▸ **Task details**
Your task is to copy every record exactly.

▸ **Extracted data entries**
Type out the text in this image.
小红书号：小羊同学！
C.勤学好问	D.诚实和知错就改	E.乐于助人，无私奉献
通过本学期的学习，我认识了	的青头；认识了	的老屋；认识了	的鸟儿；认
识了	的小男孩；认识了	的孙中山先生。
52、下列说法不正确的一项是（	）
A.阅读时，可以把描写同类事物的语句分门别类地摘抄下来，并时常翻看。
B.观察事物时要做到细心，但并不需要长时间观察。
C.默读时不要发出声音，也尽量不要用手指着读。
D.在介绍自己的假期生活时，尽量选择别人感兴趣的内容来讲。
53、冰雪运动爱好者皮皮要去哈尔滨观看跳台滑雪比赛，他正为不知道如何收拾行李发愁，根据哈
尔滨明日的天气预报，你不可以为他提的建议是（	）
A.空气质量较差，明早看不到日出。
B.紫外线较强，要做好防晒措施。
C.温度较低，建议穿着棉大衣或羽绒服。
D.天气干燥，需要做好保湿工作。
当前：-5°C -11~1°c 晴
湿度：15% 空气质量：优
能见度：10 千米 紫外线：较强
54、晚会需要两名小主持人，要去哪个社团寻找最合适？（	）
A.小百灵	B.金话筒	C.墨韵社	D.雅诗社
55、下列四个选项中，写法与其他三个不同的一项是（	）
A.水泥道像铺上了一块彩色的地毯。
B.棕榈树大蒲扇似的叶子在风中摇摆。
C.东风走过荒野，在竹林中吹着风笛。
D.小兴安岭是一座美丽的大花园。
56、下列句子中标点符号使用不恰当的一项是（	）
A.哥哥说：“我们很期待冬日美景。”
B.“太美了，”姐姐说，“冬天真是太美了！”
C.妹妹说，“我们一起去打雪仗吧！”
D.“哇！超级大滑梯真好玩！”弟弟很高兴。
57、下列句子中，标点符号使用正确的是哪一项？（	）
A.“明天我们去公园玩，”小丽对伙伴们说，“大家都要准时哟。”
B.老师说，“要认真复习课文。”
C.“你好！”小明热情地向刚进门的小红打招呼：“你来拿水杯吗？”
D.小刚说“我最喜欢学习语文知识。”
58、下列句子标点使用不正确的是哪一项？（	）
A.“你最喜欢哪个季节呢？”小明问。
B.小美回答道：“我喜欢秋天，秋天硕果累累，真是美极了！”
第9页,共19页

▸ **Solution to this exercise**
Type out the text in this image.
小红书号：小羊同学！
C.勤学好问	D.诚实和知错就改	E.乐于助人，无私奉献
通过本学期的学习，我认识了	的青头；认识了	的老屋；认识了	的鸟儿；认
识了	的小男孩；认识了	的孙中山先生。
52、下列说法不正确的一项是（	）
A.阅读时，可以把描写同类事物的语句分门别类地摘抄下来，并时常翻看。
B.观察事物时要做到细心，但并不需要长时间观察。
C.默读时不要发出声音，也尽量不要用手指着读。
D.在介绍自己的假期生活时，尽量选择别人感兴趣的内容来讲。
53、冰雪运动爱好者皮皮要去哈尔滨观看跳台滑雪比赛，他正为不知道如何收拾行李发愁，根据哈
尔滨明日的天气预报，你不可以为他提的建议是（	）
A.空气质量较差，明早看不到日出。
B.紫外线较强，要做好防晒措施。
C.温度较低，建议穿着棉大衣或羽绒服。
D.天气干燥，需要做好保湿工作。
当前：-5°C -11~1°c 晴
湿度：15% 空气质量：优
能见度：10 千米 紫外线：较强
54、晚会需要两名小主持人，要去哪个社团寻找最合适？（	）
A.小百灵	B.金话筒	C.墨韵社	D.雅诗社
55、下列四个选项中，写法与其他三个不同的一项是（	）
A.水泥道像铺上了一块彩色的地毯。
B.棕榈树大蒲扇似的叶子在风中摇摆。
C.东风走过荒野，在竹林中吹着风笛。
D.小兴安岭是一座美丽的大花园。
56、下列句子中标点符号使用不恰当的一项是（	）
A.哥哥说：“我们很期待冬日美景。”
B.“太美了，”姐姐说，“冬天真是太美了！”
C.妹妹说，“我们一起去打雪仗吧！”
D.“哇！超级大滑梯真好玩！”弟弟很高兴。
57、下列句子中，标点符号使用正确的是哪一项？（	）
A.“明天我们去公园玩，”小丽对伙伴们说，“大家都要准时哟。”
B.老师说，“要认真复习课文。”
C.“你好！”小明热情地向刚进门的小红打招呼：“你来拿水杯吗？”
D.小刚说“我最喜欢学习语文知识。”
58、下列句子标点使用不正确的是哪一项？（	）
A.“你最喜欢哪个季节呢？”小明问。
B.小美回答道：“我喜欢秋天，秋天硕果累累，真是美极了！”
第9页,共19页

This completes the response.